Scan the following material for the string "that" and copy each line in which it appears.

*****

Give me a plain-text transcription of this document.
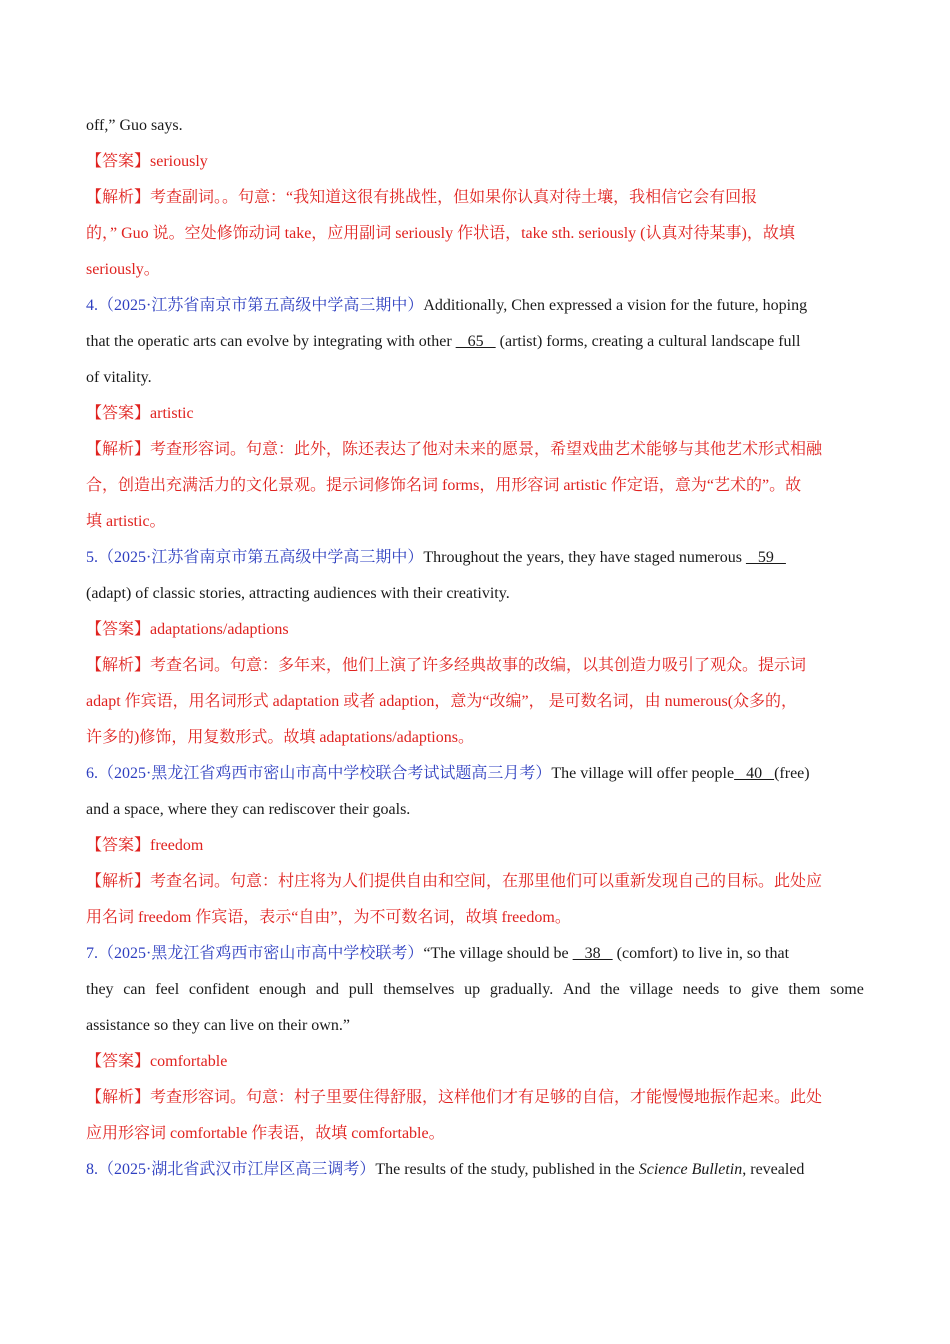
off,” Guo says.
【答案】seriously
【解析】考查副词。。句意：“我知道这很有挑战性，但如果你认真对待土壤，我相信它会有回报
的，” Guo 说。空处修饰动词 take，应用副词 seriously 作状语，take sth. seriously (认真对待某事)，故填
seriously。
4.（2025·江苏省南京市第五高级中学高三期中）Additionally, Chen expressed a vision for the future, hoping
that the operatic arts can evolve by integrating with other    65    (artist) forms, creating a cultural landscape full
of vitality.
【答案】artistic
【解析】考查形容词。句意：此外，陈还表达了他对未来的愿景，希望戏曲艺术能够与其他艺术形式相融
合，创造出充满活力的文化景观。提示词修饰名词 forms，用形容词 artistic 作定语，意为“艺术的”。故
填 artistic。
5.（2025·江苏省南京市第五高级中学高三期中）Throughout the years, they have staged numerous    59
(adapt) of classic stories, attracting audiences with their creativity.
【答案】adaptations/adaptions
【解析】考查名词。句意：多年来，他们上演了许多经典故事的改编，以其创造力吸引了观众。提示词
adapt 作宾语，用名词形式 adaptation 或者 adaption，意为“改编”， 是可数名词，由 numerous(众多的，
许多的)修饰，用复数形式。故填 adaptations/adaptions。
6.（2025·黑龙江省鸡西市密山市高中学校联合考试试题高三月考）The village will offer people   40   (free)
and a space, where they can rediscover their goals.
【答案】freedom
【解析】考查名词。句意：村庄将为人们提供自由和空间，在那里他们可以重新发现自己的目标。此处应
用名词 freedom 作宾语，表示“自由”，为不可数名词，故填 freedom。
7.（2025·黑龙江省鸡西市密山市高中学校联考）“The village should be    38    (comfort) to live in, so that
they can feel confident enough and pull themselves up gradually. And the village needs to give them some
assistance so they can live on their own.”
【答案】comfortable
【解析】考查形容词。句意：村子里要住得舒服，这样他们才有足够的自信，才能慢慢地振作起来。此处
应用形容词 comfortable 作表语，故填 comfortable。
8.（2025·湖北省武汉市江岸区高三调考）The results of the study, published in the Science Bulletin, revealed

*****

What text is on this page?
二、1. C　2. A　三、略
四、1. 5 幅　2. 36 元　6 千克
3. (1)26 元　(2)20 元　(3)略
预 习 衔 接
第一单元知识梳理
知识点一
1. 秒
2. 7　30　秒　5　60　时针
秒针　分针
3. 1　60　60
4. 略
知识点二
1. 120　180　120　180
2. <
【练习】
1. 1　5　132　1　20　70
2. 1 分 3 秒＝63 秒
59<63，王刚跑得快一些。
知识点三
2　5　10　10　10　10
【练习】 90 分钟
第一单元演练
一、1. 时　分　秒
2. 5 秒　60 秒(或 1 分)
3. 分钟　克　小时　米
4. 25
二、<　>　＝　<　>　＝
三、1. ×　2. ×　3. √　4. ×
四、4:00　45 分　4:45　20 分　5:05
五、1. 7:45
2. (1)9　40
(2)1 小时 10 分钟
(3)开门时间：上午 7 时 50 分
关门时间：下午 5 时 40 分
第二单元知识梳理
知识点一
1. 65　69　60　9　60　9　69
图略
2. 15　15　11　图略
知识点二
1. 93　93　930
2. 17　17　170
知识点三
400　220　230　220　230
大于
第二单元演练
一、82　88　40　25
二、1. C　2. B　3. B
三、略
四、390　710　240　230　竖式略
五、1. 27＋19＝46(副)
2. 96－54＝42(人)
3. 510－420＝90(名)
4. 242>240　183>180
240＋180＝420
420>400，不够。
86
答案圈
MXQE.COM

*****

*Written response:*
that the operatic arts can evolve by integrating with other    65    (artist) forms, creating a cultural landscape full
7.（2025·黑龙江省鸡西市密山市高中学校联考）“The village should be    38    (comfort) to live in, so that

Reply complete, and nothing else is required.